_THE EXERCISE:_
Repeat all of the records verbatim.

_MATERIAL TO PROCESS:_
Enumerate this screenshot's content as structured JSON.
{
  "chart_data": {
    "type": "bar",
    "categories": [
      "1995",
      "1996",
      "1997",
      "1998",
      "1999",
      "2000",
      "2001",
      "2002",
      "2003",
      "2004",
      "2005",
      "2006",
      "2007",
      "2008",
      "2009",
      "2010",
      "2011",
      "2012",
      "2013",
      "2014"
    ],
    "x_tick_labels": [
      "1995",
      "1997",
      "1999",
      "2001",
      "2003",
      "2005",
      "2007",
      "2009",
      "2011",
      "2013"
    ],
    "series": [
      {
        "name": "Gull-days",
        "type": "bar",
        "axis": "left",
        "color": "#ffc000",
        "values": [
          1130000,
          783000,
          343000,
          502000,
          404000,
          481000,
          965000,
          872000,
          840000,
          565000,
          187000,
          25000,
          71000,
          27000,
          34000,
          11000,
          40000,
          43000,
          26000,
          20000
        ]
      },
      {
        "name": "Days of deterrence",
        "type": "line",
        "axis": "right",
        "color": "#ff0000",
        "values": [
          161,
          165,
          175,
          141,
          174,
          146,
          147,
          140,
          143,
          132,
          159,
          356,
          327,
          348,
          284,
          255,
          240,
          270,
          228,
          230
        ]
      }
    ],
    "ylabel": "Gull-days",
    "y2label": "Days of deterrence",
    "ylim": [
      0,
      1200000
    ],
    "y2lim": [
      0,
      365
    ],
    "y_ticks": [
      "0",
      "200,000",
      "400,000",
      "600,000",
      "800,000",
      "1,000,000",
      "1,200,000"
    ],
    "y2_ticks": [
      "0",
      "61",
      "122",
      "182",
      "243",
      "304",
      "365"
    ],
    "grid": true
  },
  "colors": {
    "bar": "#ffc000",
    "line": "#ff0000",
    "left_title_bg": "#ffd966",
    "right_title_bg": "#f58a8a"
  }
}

_SOLUTION TO THIS PROBLEM:_
Enumerate this screenshot's content as structured JSON.
{
  "chart_data": {
    "type": "bar",
    "categories": [
      "1995",
      "1996",
      "1997",
      "1998",
      "1999",
      "2000",
      "2001",
      "2002",
      "2003",
      "2004",
      "2005",
      "2006",
      "2007",
      "2008",
      "2009",
      "2010",
      "2011",
      "2012",
      "2013",
      "2014"
    ],
    "x_tick_labels": [
      "1995",
      "1997",
      "1999",
      "2001",
      "2003",
      "2005",
      "2007",
      "2009",
      "2011",
      "2013"
    ],
    "series": [
      {
        "name": "Gull-days",
        "type": "bar",
        "axis": "left",
        "color": "#ffc000",
        "values": [
          1130000,
          783000,
          343000,
          502000,
          404000,
          481000,
          965000,
          872000,
          840000,
          565000,
          187000,
          25000,
          71000,
          27000,
          34000,
          11000,
          40000,
          43000,
          26000,
          20000
        ]
      },
      {
        "name": "Days of deterrence",
        "type": "line",
        "axis": "right",
        "color": "#ff0000",
        "values": [
          161,
          165,
          175,
          141,
          174,
          146,
          147,
          140,
          143,
          132,
          159,
          356,
          327,
          348,
          284,
          255,
          240,
          270,
          228,
          230
        ]
      }
    ],
    "ylabel": "Gull-days",
    "y2label": "Days of deterrence",
    "ylim": [
      0,
      1200000
    ],
    "y2lim": [
      0,
      365
    ],
    "y_ticks": [
      "0",
      "200,000",
      "400,000",
      "600,000",
      "800,000",
      "1,000,000",
      "1,200,000"
    ],
    "y2_ticks": [
      "0",
      "61",
      "122",
      "182",
      "243",
      "304",
      "365"
    ],
    "grid": true
  },
  "colors": {
    "bar": "#ffc000",
    "line": "#ff0000",
    "left_title_bg": "#ffd966",
    "right_title_bg": "#f58a8a"
  }
}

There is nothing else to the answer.